WHAT IS REQUIRED: Count lines holding the word "swatch". Only the number is wanted.

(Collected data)
— begin —
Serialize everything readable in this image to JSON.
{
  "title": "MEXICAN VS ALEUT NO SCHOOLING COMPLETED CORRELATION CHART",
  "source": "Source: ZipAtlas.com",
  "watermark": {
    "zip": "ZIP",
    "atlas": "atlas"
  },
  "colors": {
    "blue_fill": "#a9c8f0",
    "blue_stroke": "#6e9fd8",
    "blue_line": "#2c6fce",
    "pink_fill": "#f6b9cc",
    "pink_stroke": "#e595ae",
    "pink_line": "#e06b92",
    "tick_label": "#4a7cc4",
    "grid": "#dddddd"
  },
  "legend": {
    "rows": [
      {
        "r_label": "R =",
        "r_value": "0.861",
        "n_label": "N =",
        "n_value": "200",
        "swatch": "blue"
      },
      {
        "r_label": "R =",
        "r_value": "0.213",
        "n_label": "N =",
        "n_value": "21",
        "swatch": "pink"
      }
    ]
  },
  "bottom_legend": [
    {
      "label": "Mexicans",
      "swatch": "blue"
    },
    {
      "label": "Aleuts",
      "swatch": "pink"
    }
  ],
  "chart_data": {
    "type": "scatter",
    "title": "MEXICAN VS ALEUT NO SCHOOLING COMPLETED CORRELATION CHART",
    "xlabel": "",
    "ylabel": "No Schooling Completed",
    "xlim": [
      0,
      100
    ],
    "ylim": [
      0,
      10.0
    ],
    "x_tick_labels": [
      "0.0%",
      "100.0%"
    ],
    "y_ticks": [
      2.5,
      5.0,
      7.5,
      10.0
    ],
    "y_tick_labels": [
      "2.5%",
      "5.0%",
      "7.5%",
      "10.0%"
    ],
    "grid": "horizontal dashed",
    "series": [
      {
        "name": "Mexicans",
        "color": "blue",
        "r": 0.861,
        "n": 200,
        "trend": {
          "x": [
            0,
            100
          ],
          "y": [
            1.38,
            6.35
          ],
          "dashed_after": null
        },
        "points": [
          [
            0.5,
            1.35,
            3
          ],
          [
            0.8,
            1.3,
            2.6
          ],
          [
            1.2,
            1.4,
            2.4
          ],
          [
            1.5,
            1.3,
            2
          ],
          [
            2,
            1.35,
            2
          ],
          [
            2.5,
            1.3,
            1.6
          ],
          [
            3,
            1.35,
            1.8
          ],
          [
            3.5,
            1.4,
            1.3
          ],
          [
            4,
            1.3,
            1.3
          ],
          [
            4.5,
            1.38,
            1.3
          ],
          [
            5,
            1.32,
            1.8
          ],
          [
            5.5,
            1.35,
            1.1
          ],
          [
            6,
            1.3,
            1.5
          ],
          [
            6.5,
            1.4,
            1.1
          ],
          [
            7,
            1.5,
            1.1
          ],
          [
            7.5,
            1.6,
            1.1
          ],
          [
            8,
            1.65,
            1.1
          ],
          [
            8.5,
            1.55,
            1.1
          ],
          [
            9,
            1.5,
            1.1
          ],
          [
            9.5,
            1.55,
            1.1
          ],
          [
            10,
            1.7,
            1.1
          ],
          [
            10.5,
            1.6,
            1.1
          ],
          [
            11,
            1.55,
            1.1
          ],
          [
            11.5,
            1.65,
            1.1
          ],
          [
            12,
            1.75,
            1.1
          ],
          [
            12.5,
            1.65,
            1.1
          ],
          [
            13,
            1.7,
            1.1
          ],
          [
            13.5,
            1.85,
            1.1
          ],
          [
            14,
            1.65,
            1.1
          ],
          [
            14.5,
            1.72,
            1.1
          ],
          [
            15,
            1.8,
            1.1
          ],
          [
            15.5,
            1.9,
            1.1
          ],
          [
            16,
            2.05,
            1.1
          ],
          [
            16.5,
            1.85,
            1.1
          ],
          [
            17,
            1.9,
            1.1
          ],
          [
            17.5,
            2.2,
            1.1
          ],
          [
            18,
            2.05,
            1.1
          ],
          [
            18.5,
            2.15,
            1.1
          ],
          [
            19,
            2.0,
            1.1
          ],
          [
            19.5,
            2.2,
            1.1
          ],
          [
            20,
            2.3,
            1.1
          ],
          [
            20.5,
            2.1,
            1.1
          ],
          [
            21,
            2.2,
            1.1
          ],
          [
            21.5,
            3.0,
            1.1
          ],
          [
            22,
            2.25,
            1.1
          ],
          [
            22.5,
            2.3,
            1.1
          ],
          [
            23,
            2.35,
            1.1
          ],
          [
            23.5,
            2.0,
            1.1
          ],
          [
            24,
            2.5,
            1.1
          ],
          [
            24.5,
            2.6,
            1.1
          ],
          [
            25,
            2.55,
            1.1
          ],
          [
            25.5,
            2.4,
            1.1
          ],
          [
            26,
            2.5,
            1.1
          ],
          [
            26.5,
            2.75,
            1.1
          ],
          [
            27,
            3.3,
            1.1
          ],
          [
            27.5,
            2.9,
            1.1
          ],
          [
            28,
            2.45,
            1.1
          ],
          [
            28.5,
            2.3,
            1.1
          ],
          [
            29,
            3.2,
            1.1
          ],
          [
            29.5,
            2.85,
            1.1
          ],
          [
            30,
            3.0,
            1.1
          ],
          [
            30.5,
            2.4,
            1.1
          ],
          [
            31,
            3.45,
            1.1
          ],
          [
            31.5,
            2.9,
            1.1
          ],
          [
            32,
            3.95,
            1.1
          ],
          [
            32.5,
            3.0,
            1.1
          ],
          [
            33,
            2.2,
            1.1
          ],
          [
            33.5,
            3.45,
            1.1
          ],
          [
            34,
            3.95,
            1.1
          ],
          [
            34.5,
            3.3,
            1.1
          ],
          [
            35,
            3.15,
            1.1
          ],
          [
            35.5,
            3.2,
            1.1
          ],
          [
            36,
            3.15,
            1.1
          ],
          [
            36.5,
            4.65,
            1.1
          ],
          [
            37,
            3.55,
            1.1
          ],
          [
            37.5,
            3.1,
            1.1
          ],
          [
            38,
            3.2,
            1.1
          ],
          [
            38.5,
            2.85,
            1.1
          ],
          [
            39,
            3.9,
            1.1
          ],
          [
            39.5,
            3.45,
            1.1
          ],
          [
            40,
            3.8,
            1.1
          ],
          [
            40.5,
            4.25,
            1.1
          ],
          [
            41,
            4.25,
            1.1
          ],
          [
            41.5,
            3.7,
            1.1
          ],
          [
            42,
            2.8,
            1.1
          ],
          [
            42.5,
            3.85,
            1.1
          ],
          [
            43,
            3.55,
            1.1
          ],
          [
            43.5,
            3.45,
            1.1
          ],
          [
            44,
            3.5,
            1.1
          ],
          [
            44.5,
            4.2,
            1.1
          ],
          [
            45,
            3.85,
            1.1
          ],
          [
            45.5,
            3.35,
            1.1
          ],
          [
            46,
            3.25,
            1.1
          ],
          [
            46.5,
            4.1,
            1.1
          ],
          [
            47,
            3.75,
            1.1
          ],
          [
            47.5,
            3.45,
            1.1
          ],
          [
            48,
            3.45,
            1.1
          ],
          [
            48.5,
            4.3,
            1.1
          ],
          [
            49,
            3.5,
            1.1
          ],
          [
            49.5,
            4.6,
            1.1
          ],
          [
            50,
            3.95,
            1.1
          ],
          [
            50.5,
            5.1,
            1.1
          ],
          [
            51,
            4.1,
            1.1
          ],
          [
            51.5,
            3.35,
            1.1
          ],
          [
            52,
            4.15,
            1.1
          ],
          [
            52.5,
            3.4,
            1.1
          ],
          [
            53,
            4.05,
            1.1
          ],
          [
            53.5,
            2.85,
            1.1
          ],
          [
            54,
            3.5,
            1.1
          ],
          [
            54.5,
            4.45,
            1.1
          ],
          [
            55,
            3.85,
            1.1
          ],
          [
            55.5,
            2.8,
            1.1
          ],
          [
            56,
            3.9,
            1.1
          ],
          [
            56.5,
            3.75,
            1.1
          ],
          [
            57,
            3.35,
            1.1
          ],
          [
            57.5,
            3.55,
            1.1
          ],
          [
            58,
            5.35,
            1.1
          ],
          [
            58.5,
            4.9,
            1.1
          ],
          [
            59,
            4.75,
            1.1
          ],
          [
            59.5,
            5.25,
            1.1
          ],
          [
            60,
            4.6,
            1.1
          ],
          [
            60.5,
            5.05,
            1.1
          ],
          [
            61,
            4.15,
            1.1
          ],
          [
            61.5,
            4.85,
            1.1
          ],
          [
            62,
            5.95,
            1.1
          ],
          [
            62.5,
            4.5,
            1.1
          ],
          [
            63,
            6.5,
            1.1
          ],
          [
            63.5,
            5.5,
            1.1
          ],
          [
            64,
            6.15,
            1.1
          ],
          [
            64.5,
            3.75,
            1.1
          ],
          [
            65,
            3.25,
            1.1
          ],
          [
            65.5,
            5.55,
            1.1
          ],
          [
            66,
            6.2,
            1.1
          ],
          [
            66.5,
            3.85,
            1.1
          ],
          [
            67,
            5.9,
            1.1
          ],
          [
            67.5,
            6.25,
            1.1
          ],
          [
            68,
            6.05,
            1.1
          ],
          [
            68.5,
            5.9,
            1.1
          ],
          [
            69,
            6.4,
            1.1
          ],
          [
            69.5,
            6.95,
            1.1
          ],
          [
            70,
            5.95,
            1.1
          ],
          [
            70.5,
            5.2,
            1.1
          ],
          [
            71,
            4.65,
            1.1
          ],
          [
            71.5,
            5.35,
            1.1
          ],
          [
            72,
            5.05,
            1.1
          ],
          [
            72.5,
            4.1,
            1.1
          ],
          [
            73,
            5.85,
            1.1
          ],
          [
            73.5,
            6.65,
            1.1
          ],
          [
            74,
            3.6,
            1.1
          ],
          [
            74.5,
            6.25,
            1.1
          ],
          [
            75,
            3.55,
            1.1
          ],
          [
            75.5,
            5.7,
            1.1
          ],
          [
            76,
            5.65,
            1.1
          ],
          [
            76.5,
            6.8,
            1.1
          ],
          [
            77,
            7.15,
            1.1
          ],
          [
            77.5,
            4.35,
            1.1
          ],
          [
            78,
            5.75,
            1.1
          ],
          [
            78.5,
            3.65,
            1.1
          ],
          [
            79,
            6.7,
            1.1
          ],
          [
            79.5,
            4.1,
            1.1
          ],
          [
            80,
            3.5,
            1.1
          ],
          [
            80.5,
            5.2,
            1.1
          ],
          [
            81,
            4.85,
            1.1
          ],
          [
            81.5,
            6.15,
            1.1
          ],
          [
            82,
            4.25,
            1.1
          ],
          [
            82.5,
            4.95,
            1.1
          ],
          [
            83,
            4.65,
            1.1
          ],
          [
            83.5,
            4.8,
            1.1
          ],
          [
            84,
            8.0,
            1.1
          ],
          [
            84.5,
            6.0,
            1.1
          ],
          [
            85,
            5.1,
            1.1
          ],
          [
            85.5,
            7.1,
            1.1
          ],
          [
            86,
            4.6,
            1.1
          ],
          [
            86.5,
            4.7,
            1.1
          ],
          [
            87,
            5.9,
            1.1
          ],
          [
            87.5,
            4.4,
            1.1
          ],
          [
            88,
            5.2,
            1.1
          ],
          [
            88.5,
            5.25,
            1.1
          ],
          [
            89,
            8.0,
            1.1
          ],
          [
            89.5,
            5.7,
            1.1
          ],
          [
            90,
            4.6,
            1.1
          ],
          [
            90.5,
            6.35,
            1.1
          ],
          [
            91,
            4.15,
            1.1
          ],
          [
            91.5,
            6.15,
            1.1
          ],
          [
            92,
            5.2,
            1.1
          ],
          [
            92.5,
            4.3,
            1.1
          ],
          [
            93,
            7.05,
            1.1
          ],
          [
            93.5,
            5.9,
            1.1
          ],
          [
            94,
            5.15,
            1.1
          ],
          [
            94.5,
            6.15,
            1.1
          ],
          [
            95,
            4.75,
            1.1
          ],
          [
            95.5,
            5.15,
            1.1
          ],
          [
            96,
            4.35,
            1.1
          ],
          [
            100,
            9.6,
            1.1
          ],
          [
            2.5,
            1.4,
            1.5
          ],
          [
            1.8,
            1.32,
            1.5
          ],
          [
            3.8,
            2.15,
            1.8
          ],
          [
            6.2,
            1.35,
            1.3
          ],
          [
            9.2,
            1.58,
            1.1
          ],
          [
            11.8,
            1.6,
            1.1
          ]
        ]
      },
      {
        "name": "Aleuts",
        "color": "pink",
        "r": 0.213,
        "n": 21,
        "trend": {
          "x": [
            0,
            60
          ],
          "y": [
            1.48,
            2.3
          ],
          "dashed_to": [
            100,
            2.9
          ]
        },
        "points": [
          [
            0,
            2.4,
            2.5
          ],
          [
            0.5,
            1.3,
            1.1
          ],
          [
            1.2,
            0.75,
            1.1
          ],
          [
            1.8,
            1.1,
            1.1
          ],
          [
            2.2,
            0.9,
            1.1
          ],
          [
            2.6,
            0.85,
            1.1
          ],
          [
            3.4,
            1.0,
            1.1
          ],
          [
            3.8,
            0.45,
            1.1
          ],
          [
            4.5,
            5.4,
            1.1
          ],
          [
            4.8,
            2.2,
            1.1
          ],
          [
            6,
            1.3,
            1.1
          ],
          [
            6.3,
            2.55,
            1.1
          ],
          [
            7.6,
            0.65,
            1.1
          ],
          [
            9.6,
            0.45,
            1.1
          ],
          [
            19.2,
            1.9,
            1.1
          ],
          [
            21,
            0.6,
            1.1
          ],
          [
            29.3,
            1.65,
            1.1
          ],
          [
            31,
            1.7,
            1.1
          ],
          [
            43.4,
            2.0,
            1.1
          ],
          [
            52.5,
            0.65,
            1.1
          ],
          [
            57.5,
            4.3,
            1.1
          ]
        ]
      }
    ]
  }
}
— end —
FULL ANSWER: 4